### Instruction 1
In the forum thread on the terms ransom and redeem, reproduce the stretch from "In the old testament, according" through "interpret these words.", changing "pitch" to "tar".
### Instruction 2
Go on with the forum thread on the terms ransom and redeem, picking up after its final sentence.

### Source text
----
What is your understanding of the terms "Ransom" and "Redeem"?

by Doug Mason 29 Replies latest watchtower bible

  • Doug Mason
    Doug Mason

    With respect to Christ being the "Redeemer" and of having "paid the Ransom", I would like to know:

    (1) What is your technical understanding of each term?

    (2) What is the Watchtower's understanding of each term?

    I am not looking for the list of verses that employ each term. I want to know how one "redeems" and how one "pays a ransom" and how Christ achieved these.



  • Carol1111
  • Carol1111

    In the old testament, according to Strong's dictionary, redeem seems to mean release or rescue. Ransom means to cover as in covering a roof with pitch to stop it leaking. There are few incidences of these words in the new testament, interestingly, and they seem to mean to pay a price.

    I don't know how the JW's interpret these words.

  • Vidqun

    Doug, hope this will help. There was a Bethel lecture on the subject. Some here might still have it on their files. The following is based on Dan. 9:24. If I remember correctly, this first part comes from the Keil-Delitzsch Commentary of above verse. The source of the rest of the quotes are noted.

    To make atonement for error. The third statement is, כִּפֶּר is terminus techn., to pardon, to blot out by means of a sin-offering, i.e., to forgive.
----
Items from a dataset
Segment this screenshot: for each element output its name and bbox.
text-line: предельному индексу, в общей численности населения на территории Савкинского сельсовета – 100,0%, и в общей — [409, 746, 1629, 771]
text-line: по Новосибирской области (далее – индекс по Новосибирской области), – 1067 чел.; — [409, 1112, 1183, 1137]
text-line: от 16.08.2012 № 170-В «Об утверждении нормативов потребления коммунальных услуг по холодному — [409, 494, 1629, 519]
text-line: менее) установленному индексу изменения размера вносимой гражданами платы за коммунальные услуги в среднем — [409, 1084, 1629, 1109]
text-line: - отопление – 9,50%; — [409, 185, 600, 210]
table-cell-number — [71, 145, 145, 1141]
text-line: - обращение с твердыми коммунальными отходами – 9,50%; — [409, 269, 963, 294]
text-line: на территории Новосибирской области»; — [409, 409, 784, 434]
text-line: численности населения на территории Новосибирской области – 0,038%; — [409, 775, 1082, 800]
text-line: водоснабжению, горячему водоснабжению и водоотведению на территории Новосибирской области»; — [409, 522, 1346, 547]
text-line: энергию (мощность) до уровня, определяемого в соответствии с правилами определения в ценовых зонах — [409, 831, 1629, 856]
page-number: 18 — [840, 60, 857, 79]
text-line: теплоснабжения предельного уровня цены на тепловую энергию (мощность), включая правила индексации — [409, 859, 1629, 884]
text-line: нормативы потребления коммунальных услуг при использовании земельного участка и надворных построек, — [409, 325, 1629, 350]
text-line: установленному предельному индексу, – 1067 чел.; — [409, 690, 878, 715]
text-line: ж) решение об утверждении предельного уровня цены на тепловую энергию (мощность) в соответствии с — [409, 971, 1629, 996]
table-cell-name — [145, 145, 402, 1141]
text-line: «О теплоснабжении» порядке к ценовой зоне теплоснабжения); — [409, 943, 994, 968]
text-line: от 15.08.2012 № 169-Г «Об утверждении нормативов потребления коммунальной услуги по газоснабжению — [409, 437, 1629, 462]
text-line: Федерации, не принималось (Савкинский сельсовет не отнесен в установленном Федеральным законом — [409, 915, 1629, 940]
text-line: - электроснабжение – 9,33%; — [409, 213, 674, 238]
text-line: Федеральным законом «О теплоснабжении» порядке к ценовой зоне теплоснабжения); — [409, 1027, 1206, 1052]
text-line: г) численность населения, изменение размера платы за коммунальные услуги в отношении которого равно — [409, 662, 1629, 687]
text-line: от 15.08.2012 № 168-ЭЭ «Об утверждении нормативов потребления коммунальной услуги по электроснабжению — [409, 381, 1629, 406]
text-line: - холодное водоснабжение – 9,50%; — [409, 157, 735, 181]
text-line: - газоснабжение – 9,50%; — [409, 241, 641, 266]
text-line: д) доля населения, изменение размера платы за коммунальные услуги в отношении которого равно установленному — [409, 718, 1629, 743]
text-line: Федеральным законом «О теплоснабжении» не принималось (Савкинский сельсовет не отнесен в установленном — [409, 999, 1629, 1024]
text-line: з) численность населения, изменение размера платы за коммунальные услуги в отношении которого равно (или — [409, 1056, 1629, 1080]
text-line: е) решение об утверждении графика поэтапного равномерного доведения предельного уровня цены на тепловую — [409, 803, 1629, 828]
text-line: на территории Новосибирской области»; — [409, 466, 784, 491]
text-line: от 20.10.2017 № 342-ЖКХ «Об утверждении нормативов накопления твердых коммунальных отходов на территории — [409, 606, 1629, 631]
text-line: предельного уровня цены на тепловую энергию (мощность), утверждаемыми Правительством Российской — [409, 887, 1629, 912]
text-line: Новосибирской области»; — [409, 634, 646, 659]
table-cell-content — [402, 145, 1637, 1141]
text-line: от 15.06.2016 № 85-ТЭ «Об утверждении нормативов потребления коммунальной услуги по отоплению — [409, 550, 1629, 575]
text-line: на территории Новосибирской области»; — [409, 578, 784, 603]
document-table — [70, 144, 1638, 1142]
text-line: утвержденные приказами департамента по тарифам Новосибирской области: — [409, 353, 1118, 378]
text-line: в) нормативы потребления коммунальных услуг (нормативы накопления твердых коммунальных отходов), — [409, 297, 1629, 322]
----
### Written response 1
In the old testament, according to Strong's dictionary, redeem seems to mean release or rescue. Ransom means to cover as in covering a roof with tar to stop it leaking. There are few incidences of these words in the new testament, interestingly, and they seem to mean to pay a price.

    I don't know how the JW's interpret these words.

### Written response 2
    These three passages thus treat of the setting aside of sin and its blotting out; but they neither form a climax nor a mere συναθροισμός, a multiplying of synonymous expressions for the pardoning of sins. Against the idea of a climax it is justly objected, that in that case the strongest designation of sin, הַפֶּשַׁע, which designates sin as a falling away from God, a rebelling against Him, should stand last, whereas it occurs in the first sentence. Against the idea of a συναθροισμός it is objected, that the words “to shut up” and “to seal” are not synonymous with “to make reconciliation for,” i.e., “to forgive.” The three expressions, it is true, all treat alike of the setting aside of sin, but in different ways. The first presents the general thought, that the falling away shall be shut up, the progress and the spreading of the sin shall be prevented. The other two expressions define more closely how the source whence arises the apostasy shall be shut up, the going forth and the continued operation of the sin prevented. This happens in one way with unbelievers and in a different way with believers. The sins of unbelievers are sealed, are guarded securely under a seal, so that they may no more spread about and increase, nor any longer be active and operative; but the sins of believers are forgiven through a reconciliation. The former idea is stated in the second member, and the latter in the third, as Hofmann and Kliefoth have rightly remarked.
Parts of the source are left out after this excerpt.